Description of the task:
Review the lines that follow and copy each one that contains the word "danken".

Data rows:
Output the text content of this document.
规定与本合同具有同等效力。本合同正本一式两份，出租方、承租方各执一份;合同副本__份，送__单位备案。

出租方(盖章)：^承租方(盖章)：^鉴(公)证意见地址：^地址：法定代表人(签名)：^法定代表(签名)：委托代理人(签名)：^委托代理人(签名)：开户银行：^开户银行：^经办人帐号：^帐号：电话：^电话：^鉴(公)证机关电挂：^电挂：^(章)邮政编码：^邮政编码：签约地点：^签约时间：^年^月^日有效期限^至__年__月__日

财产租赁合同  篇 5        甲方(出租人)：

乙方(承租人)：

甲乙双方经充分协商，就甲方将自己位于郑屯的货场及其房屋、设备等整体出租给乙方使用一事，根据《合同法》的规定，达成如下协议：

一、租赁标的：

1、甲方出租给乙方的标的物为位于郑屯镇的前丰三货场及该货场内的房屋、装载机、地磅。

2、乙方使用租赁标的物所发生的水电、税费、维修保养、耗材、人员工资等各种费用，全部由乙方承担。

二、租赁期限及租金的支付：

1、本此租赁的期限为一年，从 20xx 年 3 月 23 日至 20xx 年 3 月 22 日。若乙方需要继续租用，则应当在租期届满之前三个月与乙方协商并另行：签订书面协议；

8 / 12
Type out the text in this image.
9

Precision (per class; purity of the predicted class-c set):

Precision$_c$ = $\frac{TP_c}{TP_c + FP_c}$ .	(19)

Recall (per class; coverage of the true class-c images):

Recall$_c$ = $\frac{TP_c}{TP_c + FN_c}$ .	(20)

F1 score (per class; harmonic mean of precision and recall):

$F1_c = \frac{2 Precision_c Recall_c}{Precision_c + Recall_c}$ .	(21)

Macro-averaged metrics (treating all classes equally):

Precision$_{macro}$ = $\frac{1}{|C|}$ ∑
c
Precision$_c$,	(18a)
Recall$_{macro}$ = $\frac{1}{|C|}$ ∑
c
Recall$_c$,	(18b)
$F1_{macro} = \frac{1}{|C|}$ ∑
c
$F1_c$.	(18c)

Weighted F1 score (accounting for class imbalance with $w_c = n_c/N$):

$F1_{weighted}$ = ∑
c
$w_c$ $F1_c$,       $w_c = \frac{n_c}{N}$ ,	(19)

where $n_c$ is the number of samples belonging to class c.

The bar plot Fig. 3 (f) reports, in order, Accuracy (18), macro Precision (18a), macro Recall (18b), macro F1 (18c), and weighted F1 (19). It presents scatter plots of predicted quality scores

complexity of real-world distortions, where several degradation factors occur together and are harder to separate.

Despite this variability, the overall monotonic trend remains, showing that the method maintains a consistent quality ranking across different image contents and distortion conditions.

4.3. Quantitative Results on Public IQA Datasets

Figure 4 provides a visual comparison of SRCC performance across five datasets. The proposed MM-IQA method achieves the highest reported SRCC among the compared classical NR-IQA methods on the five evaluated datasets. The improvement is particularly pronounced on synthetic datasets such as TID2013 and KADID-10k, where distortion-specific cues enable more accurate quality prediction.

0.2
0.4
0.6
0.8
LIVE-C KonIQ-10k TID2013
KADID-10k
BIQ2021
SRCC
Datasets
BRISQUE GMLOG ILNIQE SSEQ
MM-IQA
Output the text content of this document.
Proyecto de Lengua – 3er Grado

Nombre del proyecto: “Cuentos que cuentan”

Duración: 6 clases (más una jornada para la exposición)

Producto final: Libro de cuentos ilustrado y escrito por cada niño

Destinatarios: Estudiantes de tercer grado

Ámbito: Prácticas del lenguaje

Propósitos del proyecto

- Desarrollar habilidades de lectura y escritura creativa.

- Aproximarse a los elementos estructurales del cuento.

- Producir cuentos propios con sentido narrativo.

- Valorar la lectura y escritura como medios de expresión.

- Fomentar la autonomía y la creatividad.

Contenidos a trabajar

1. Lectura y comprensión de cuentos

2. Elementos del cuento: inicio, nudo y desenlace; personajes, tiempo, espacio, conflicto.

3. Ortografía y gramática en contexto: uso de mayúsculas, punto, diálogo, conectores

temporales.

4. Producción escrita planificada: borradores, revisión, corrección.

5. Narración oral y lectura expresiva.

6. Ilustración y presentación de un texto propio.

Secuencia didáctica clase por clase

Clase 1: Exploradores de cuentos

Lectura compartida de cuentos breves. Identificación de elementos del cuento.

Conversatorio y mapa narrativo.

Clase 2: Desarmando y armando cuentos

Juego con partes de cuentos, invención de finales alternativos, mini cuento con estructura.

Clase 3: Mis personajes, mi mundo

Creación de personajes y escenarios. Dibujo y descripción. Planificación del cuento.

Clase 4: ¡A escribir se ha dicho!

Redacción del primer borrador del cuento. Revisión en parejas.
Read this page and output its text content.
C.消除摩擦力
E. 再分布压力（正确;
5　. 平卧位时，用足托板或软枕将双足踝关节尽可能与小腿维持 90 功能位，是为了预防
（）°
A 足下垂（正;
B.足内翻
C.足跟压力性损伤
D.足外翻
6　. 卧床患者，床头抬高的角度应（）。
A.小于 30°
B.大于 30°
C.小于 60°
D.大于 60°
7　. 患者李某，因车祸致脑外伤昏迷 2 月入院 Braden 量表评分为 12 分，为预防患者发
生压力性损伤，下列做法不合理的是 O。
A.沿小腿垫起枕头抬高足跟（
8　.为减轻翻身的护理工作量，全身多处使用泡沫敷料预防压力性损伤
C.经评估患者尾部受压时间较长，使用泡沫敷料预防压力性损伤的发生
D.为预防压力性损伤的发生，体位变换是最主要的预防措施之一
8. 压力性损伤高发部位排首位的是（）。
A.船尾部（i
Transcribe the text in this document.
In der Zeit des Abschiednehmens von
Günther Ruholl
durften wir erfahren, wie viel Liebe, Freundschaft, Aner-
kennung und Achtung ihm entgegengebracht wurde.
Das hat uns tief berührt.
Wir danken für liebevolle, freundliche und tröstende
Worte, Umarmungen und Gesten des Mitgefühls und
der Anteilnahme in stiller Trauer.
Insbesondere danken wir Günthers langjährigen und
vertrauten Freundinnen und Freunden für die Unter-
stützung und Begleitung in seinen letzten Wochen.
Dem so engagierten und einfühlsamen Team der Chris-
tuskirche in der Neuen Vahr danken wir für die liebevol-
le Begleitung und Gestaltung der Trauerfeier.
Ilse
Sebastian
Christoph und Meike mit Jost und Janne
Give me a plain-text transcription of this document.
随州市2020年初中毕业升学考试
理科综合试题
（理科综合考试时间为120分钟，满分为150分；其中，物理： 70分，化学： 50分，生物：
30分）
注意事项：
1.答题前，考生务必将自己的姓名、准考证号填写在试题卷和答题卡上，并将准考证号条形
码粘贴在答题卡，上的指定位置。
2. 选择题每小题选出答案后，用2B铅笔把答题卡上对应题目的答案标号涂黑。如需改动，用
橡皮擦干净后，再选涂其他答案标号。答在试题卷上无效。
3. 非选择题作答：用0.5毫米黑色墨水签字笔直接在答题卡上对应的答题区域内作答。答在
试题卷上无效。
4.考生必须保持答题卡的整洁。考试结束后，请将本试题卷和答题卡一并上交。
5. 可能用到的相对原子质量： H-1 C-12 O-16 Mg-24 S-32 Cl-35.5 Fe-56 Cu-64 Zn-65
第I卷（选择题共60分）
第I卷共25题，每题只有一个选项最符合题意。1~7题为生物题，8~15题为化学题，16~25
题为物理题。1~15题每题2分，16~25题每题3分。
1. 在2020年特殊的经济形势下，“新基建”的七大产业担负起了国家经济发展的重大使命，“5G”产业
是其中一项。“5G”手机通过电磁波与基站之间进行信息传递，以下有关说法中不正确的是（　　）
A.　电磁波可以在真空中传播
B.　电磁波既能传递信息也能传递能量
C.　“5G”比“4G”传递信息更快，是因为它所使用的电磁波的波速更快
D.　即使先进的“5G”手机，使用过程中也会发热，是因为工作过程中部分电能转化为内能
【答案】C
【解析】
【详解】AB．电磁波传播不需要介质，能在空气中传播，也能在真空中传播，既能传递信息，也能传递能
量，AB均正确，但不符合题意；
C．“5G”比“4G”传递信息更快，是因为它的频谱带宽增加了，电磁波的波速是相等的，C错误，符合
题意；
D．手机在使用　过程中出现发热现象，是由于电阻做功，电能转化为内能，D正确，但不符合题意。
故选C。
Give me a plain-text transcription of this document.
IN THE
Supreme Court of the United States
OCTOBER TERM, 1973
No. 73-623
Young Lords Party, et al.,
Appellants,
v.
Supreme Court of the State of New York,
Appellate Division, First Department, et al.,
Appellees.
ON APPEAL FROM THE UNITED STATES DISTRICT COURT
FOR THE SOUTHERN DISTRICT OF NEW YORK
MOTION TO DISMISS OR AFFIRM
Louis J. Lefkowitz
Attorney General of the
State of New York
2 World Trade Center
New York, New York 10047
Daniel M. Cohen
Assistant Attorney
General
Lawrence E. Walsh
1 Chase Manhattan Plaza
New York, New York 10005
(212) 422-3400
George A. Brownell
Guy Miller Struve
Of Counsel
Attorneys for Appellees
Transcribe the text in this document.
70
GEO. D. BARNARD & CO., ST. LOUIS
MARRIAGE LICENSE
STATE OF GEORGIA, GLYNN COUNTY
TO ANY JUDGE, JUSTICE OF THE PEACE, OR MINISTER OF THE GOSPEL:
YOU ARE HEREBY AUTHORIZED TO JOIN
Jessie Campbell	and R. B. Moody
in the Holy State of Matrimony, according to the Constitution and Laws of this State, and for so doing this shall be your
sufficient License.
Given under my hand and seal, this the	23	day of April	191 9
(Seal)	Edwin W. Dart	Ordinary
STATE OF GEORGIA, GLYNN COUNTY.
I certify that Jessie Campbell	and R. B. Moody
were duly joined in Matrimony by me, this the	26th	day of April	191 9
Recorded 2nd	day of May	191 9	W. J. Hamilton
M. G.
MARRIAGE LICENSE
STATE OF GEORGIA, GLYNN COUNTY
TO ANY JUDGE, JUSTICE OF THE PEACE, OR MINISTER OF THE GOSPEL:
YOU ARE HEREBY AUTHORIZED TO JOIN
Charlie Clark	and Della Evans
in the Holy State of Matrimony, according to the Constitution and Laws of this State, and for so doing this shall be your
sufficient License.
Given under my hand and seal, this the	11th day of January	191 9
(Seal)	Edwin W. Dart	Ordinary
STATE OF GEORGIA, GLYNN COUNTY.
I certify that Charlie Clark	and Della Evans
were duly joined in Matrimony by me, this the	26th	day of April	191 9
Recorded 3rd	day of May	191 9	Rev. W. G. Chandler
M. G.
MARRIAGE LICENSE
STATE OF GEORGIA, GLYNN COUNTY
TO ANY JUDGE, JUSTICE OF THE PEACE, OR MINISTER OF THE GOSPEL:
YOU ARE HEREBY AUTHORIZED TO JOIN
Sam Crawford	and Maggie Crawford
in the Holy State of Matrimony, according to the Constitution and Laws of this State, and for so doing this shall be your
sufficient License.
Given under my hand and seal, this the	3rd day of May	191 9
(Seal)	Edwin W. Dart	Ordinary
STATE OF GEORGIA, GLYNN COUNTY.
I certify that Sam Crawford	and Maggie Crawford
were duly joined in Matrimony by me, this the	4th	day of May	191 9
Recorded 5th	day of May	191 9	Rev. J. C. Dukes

Expected answer:
Wir danken für liebevolle, freundliche und tröstende
Insbesondere danken wir Günthers langjährigen und
tuskirche in der Neuen Vahr danken wir für die liebevol-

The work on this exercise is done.